[GIVEN REQUEST A]: What is the exact wording of the Easter reflection in the stretch from "That is the" through "the more striking."? Extract that part word for word.

[GIVEN TEXT]:

::::::::::

Since we have been speaking about the power of stories, I am reminded of a favorite story during this transition from Palm Sunday to Easter. I once visited a former student in a church in a small Ontario town of 2,000 people and ten churches. In that congregation there was a man—Pete, we’ll call him—with a genius for reaching out to kids. In that little church he ran a program attracting 75 or more kids a week. From the arithmetic you will gather that not all of them came from that church, or, indeed, any church. One kid—call him Marty—knew absolutely nothing about Christianity. When he first entered the sanctuary he looked at the ornate chairs in the chancel and asked, “What chair does God sit in?”


At some point Pete decided to tell the gospel story. The group created an artificial campfire in the darkened church basement around which the young people sat in a circle. Pete entered the circle dressed as a shepherd and told the story. As he drew the kids with him into an upper room and out into a garden where Jesus was betrayed with a kiss, as he told of the betrayal by friends and the beatings by enemies, Marty grew more and more visibly distressed. Finally, when Jesus was hanged from a cross and when he actually died, Marty could take it no longer. “Oh mannnn!” he cried. A child from the church sitting next to him laid his hand on Marty’s arm and said, “It’s all right, Marty. It’s not over yet.”


That is the church’s Easter message: “It’s all right. It’s not over yet.” In different ways all the various gospel and epistle readings for the day say just that. There are several alternative lectionary readings for the day, but the pairing that I selected and find the most interesting is 1 Corinthians 15:1–11 with Mark 16:1–8. The confidence of the epistle makes the incompleteness and ambiguity of the gospel reading all the more striking.


Indeed, the ending of Mark is so peculiar and seems so incomplete that many have supposed that an original ending has been lost. The long ending of Mark, found in the King James Version and in the notes of most other versions of the English Bible, was probably an attempt to craft a more satisfying conclusion. It remains very likely, however, that what we possess is the actual ending and that even if it is not, a hypothetical longer ending will never be discovered. It is probably best to treat the present short ending as if it was what the gospel writer intended all along.


In Mark the story focuses on the women who observed from a distance both Jesus’ crucifixion and his entombment. When they arrive at the tomb, the stone has been rolled away. In the empty tomb they are confronted with, presumably, an angelic being, who declares to them with the heart of the Easter Gospel: “Do not be afraid. (How often those words are heard in Scripture!) He has been raised; he is not here.” It may be that the women are shaken by the news itself. A resurrection surely throws the natural world of custom and certainty completely topsy-turvy. Or it may be that the command to go and tell the disciples is what they find most terrifying. Who would want to share this news? In any case, unlike in the other Gospels, the women do not tell, “for they were afraid.” The last word of Mark’s Gospel is fear. The Greek is even more peculiar than the English translations. It ends with the word “for.”

::::::::::

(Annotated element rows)
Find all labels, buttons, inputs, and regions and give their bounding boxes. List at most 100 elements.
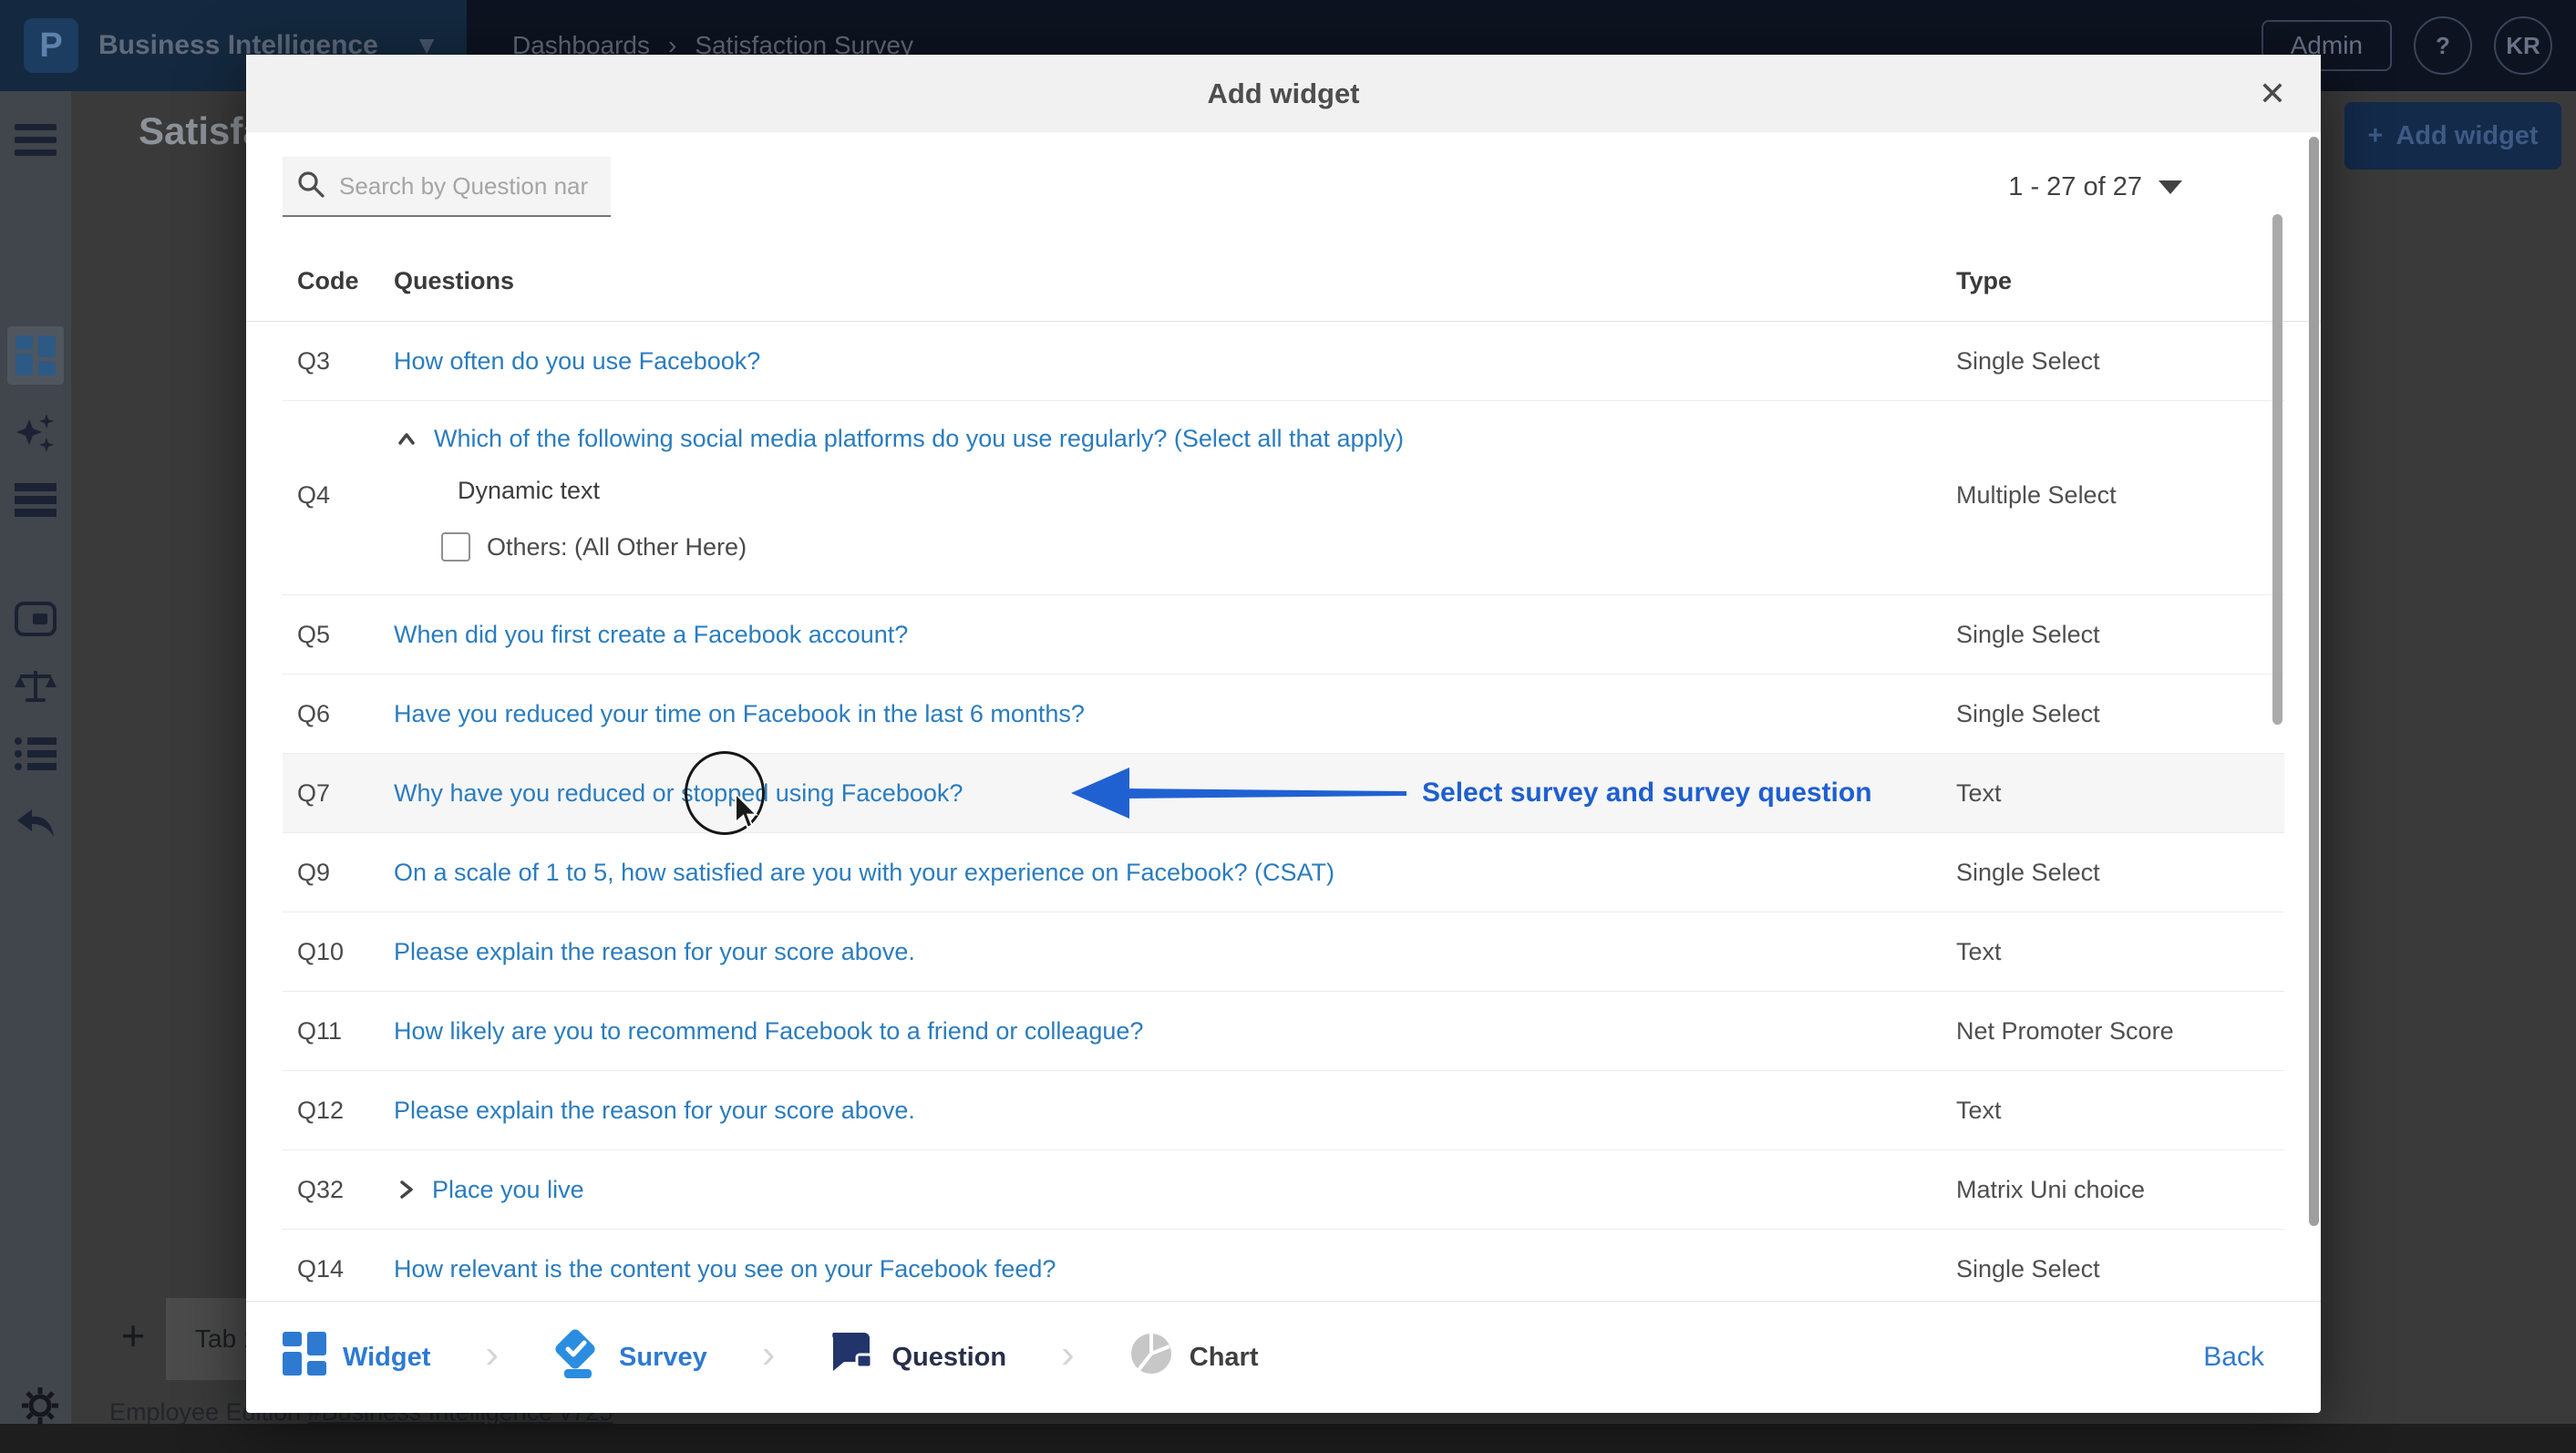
- expand-caret-icon[interactable]: [394, 1177, 417, 1202]
- question-cell: Which of the following social media plat…: [394, 401, 1956, 594]
- back-button[interactable]: Back: [2203, 1342, 2264, 1373]
- question-link[interactable]: How likely are you to recommend Facebook…: [394, 1017, 1143, 1046]
- question-cell: How likely are you to recommend Facebook…: [394, 1017, 1956, 1046]
- question-cell: How relevant is the content you see on y…: [394, 1255, 1956, 1283]
- question-link[interactable]: Please explain the reason for your score…: [394, 1097, 915, 1125]
- question-code: Q14: [283, 1255, 394, 1283]
- column-code: Code: [283, 267, 394, 295]
- table-header: Code Questions Type: [246, 242, 2321, 322]
- logo-letter: P: [39, 26, 62, 66]
- question-cell: Please explain the reason for your score…: [394, 1097, 1956, 1125]
- question-code: Q32: [283, 1176, 394, 1204]
- question-code: Q3: [283, 347, 394, 376]
- others-checkbox[interactable]: [441, 532, 470, 562]
- hamburger-menu-icon[interactable]: [15, 124, 57, 161]
- question-type: Text: [1956, 1097, 2284, 1125]
- bottom-strip: [0, 1424, 2576, 1453]
- question-link[interactable]: On a scale of 1 to 5, how satisfied are …: [394, 859, 1334, 887]
- question-link[interactable]: How relevant is the content you see on y…: [394, 1255, 1056, 1283]
- add-widget-modal: Add widget ✕ 1 - 27 of 27 Code Questions…: [246, 55, 2321, 1413]
- question-code: Q5: [283, 621, 394, 649]
- search-input[interactable]: [337, 171, 596, 201]
- table-row[interactable]: Q11How likely are you to recommend Faceb…: [283, 992, 2284, 1071]
- step-chart: Chart: [1129, 1332, 1259, 1383]
- question-type: Single Select: [1956, 1255, 2284, 1283]
- wizard-footer: Widget › Survey › Question › Chart Back: [246, 1301, 2321, 1413]
- widget-step-icon: [283, 1332, 326, 1383]
- step-survey[interactable]: Survey: [553, 1327, 707, 1387]
- left-sidebar: [0, 91, 71, 1453]
- sidebar-item-list-icon[interactable]: [15, 737, 57, 776]
- add-widget-button[interactable]: + Add widget: [2344, 102, 2561, 170]
- step-separator-icon: ›: [1061, 1332, 1075, 1377]
- sidebar-item-dashboards-icon[interactable]: [15, 335, 57, 380]
- question-code: Q10: [283, 938, 394, 966]
- sidebar-item-back-icon[interactable]: [15, 808, 56, 843]
- sidebar-item-ai-sparkles-icon[interactable]: [15, 412, 57, 459]
- question-code: Q9: [283, 859, 394, 887]
- question-cell: On a scale of 1 to 5, how satisfied are …: [394, 859, 1956, 887]
- modal-header: Add widget ✕: [246, 55, 2321, 132]
- step-widget[interactable]: Widget: [283, 1332, 430, 1383]
- modal-title: Add widget: [1207, 77, 1359, 110]
- table-row[interactable]: Q14How relevant is the content you see o…: [283, 1230, 2284, 1301]
- table-row[interactable]: Q5When did you first create a Facebook a…: [283, 595, 2284, 675]
- collapse-caret-icon[interactable]: [394, 428, 419, 451]
- search-box[interactable]: [283, 157, 611, 217]
- sidebar-item-scale-icon[interactable]: [15, 669, 57, 712]
- search-icon: [297, 170, 325, 202]
- question-code: Q6: [283, 700, 394, 728]
- question-link[interactable]: Place you live: [432, 1176, 584, 1204]
- question-type: Net Promoter Score: [1956, 1017, 2284, 1046]
- sidebar-item-media-icon[interactable]: [15, 602, 57, 641]
- question-link[interactable]: When did you first create a Facebook acc…: [394, 621, 908, 649]
- question-code: Q11: [283, 1017, 394, 1046]
- step-separator-icon: ›: [485, 1332, 499, 1377]
- pagination-label: 1 - 27 of 27: [2008, 172, 2142, 202]
- sub-text: Dynamic text: [458, 477, 1956, 505]
- list-scrollbar[interactable]: [2272, 214, 2282, 725]
- column-questions: Questions: [394, 267, 1956, 295]
- question-link[interactable]: Why have you reduced or stopped using Fa…: [394, 779, 963, 808]
- question-cell: Place you live: [394, 1176, 1956, 1204]
- question-cell: How often do you use Facebook?: [394, 347, 1956, 376]
- sidebar-item-rows-icon[interactable]: [15, 483, 57, 522]
- close-icon[interactable]: ✕: [2259, 77, 2286, 110]
- table-row[interactable]: Q10Please explain the reason for your sc…: [283, 912, 2284, 992]
- question-link[interactable]: Please explain the reason for your score…: [394, 938, 915, 966]
- table-row[interactable]: Q4Which of the following social media pl…: [283, 401, 2284, 595]
- question-type: Single Select: [1956, 621, 2284, 649]
- add-tab-button[interactable]: +: [106, 1311, 160, 1360]
- table-row[interactable]: Q6Have you reduced your time on Facebook…: [283, 675, 2284, 754]
- question-type: Matrix Uni choice: [1956, 1176, 2284, 1204]
- help-button[interactable]: ?: [2414, 16, 2472, 75]
- table-row[interactable]: Q3How often do you use Facebook? Single S…: [283, 322, 2284, 401]
- plus-icon: +: [2367, 121, 2383, 151]
- question-cell: Please explain the reason for your score…: [394, 938, 1956, 966]
- pagination-control[interactable]: 1 - 27 of 27: [2008, 172, 2182, 202]
- avatar[interactable]: KR: [2494, 16, 2552, 75]
- table-row[interactable]: Q9On a scale of 1 to 5, how satisfied ar…: [283, 833, 2284, 912]
- step-question[interactable]: Question: [829, 1333, 1006, 1382]
- question-rows: Q3How often do you use Facebook? Single S…: [246, 322, 2321, 1301]
- chart-step-icon: [1129, 1332, 1173, 1383]
- app-logo: P: [24, 18, 78, 73]
- question-type: Single Select: [1956, 347, 2284, 376]
- question-type: Single Select: [1956, 700, 2284, 728]
- question-cell: When did you first create a Facebook acc…: [394, 621, 1956, 649]
- question-type: Text: [1956, 779, 2284, 808]
- column-type: Type: [1956, 267, 2284, 295]
- question-link[interactable]: How often do you use Facebook?: [394, 347, 760, 376]
- table-row[interactable]: Q7Why have you reduced or stopped using …: [283, 754, 2284, 833]
- modal-scrollbar[interactable]: [2309, 137, 2319, 1226]
- question-link[interactable]: Have you reduced your time on Facebook i…: [394, 700, 1085, 728]
- modal-toolbar: 1 - 27 of 27: [246, 132, 2321, 242]
- question-cell: Have you reduced your time on Facebook i…: [394, 700, 1956, 728]
- question-code: Q7: [283, 779, 394, 808]
- question-code: Q12: [283, 1097, 394, 1125]
- question-type: Single Select: [1956, 859, 2284, 887]
- table-row[interactable]: Q12Please explain the reason for your sc…: [283, 1071, 2284, 1150]
- table-row[interactable]: Q32 Place you live Matrix Uni choice: [283, 1150, 2284, 1230]
- question-type: Text: [1956, 938, 2284, 966]
- question-link[interactable]: Which of the following social media plat…: [434, 425, 1404, 453]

::::::::::

[GIVEN REQUEST B]: Lay out the rows from the line containing "- expand-caret-icon[interactable]: [394, 1177, 417, 1202]" through the line containing "- step-chart: Chart: [1129, 1332, 1259, 1383]" as a numbered list, leaving out any blank lines.

[PROBLEM SOLUTION A]:
That is the church’s Easter message: “It’s all right. It’s not over yet.” In different ways all the various gospel and epistle readings for the day say just that. There are several alternative lectionary readings for the day, but the pairing that I selected and find the most interesting is 1 Corinthians 15:1–11 with Mark 16:1–8. The confidence of the epistle makes the incompleteness and ambiguity of the gospel reading all the more striking.

[PROBLEM SOLUTION B]:
1. - expand-caret-icon[interactable]: [394, 1177, 417, 1202]
2. - question-cell: Which of the following social media plat…: [394, 401, 1956, 594]
3. - back-button[interactable]: Back: [2203, 1342, 2264, 1373]
4. - question-link[interactable]: How likely are you to recommend Facebook…: [394, 1017, 1143, 1046]
5. - question-cell: How likely are you to recommend Facebook…: [394, 1017, 1956, 1046]
6. - question-cell: How relevant is the content you see on y…: [394, 1255, 1956, 1283]
7. - question-link[interactable]: Please explain the reason for your score…: [394, 1097, 915, 1125]
8. - question-code: Q14: [283, 1255, 394, 1283]
9. - column-code: Code: [283, 267, 394, 295]
10. - table-header: Code Questions Type: [246, 242, 2321, 322]
11. - logo-letter: P: [39, 26, 62, 66]
12. - question-cell: Please explain the reason for your score…: [394, 1097, 1956, 1125]
13. - question-code: Q32: [283, 1176, 394, 1204]
14. - question-code: Q3: [283, 347, 394, 376]
15. - others-checkbox[interactable]: [441, 532, 470, 562]
16. - hamburger-menu-icon[interactable]: [15, 124, 57, 161]
17. - question-type: Text: [1956, 1097, 2284, 1125]
18. - bottom-strip: [0, 1424, 2576, 1453]
19. - question-link[interactable]: On a scale of 1 to 5, how satisfied are …: [394, 859, 1334, 887]
20. - question-link[interactable]: How relevant is the content you see on y…: [394, 1255, 1056, 1283]
21. - add-widget-modal: Add widget ✕ 1 - 27 of 27 Code Questions…: [246, 55, 2321, 1413]
22. - question-code: Q5: [283, 621, 394, 649]
23. - search-input[interactable]: [337, 171, 596, 201]
24. - table-row[interactable]: Q11How likely are you to recommend Faceb…: [283, 992, 2284, 1071]
25. - step-chart: Chart: [1129, 1332, 1259, 1383]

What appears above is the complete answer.